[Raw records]
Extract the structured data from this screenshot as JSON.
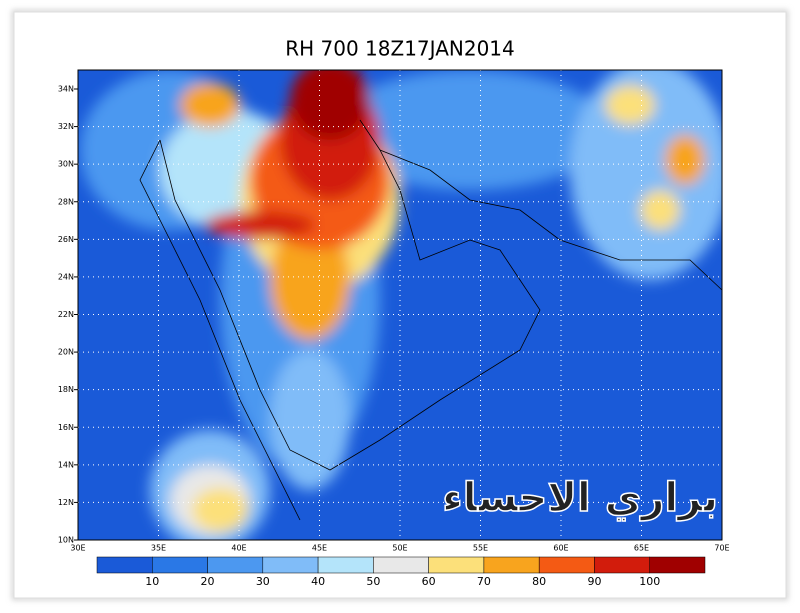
{
  "title": "RH 700 18Z17JAN2014",
  "map": {
    "lat_labels": [
      "34N",
      "32N",
      "30N",
      "28N",
      "26N",
      "24N",
      "22N",
      "20N",
      "18N",
      "16N",
      "14N",
      "12N",
      "10N"
    ],
    "lon_labels": [
      "30E",
      "35E",
      "40E",
      "45E",
      "50E",
      "55E",
      "60E",
      "65E",
      "70E"
    ]
  },
  "colorbar": {
    "colors": [
      "#1a5ad8",
      "#2a78e6",
      "#4c98f0",
      "#80bcf8",
      "#b4e4fa",
      "#e8e8e8",
      "#fce07a",
      "#f8a41e",
      "#f45a14",
      "#d21c0c",
      "#a00000"
    ],
    "labels": [
      10,
      20,
      30,
      40,
      50,
      60,
      70,
      80,
      90,
      100
    ]
  },
  "watermark": "براري الاحساء"
}
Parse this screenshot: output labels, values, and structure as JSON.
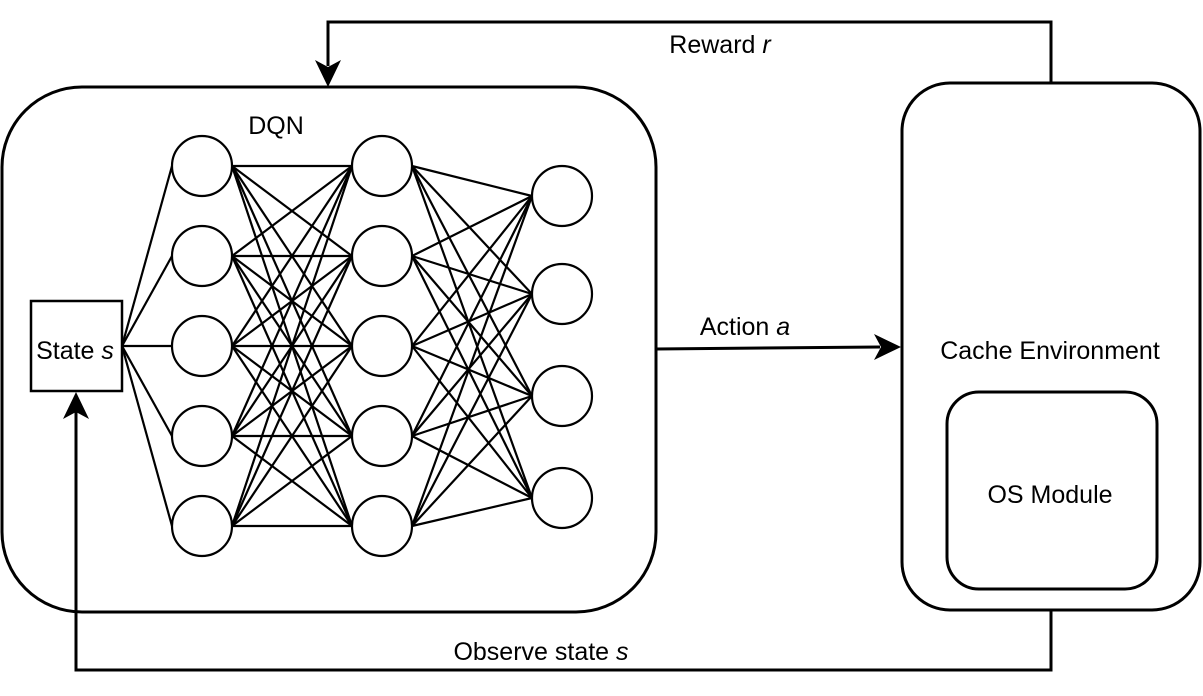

** Task requirements **
Quote the material exactly. Pictures stay out.

** Worked answer **
Extract the structured data from this screenshot as JSON.
{
  "title": "RH 700 18Z17JAN2014",
  "map": {
    "lat_labels": [
      "34N",
      "32N",
      "30N",
      "28N",
      "26N",
      "24N",
      "22N",
      "20N",
      "18N",
      "16N",
      "14N",
      "12N",
      "10N"
    ],
    "lon_labels": [
      "30E",
      "35E",
      "40E",
      "45E",
      "50E",
      "55E",
      "60E",
      "65E",
      "70E"
    ]
  },
  "colorbar": {
    "colors": [
      "#1a5ad8",
      "#2a78e6",
      "#4c98f0",
      "#80bcf8",
      "#b4e4fa",
      "#e8e8e8",
      "#fce07a",
      "#f8a41e",
      "#f45a14",
      "#d21c0c",
      "#a00000"
    ],
    "labels": [
      10,
      20,
      30,
      40,
      50,
      60,
      70,
      80,
      90,
      100
    ]
  },
  "watermark": "براري الاحساء"
}
Parse this screenshot: output labels, values, and structure as JSON.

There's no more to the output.